## Dataset records
━━━━━━━━━━━━━━━━━━━━

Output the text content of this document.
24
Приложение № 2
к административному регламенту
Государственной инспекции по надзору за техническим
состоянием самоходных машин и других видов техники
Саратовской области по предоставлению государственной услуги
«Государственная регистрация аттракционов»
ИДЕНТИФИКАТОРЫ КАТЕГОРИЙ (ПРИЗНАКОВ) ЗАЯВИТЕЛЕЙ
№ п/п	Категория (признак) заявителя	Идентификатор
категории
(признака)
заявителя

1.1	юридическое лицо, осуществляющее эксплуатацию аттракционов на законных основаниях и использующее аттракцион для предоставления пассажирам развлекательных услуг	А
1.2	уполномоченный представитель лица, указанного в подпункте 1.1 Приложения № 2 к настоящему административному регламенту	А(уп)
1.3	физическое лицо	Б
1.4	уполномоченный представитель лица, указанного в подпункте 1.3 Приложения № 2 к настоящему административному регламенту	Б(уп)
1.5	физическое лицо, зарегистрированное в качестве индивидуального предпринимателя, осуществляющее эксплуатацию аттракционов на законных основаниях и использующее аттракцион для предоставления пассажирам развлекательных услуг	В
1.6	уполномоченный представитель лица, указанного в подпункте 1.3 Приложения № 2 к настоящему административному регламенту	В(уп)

━━━━━━━━━━━━━━━━━━━━

## To do
Print out every record again, exactly and in full.

## Solution
Output the text content of this document.
24
Приложение № 2
к административному регламенту
Государственной инспекции по надзору за техническим
состоянием самоходных машин и других видов техники
Саратовской области по предоставлению государственной услуги
«Государственная регистрация аттракционов»
ИДЕНТИФИКАТОРЫ КАТЕГОРИЙ (ПРИЗНАКОВ) ЗАЯВИТЕЛЕЙ
№ п/п	Категория (признак) заявителя	Идентификатор
категории
(признака)
заявителя

1.1	юридическое лицо, осуществляющее эксплуатацию аттракционов на законных основаниях и использующее аттракцион для предоставления пассажирам развлекательных услуг	А
1.2	уполномоченный представитель лица, указанного в подпункте 1.1 Приложения № 2 к настоящему административному регламенту	А(уп)
1.3	физическое лицо	Б
1.4	уполномоченный представитель лица, указанного в подпункте 1.3 Приложения № 2 к настоящему административному регламенту	Б(уп)
1.5	физическое лицо, зарегистрированное в качестве индивидуального предпринимателя, осуществляющее эксплуатацию аттракционов на законных основаниях и использующее аттракцион для предоставления пассажирам развлекательных услуг	В
1.6	уполномоченный представитель лица, указанного в подпункте 1.3 Приложения № 2 к настоящему административному регламенту	В(уп)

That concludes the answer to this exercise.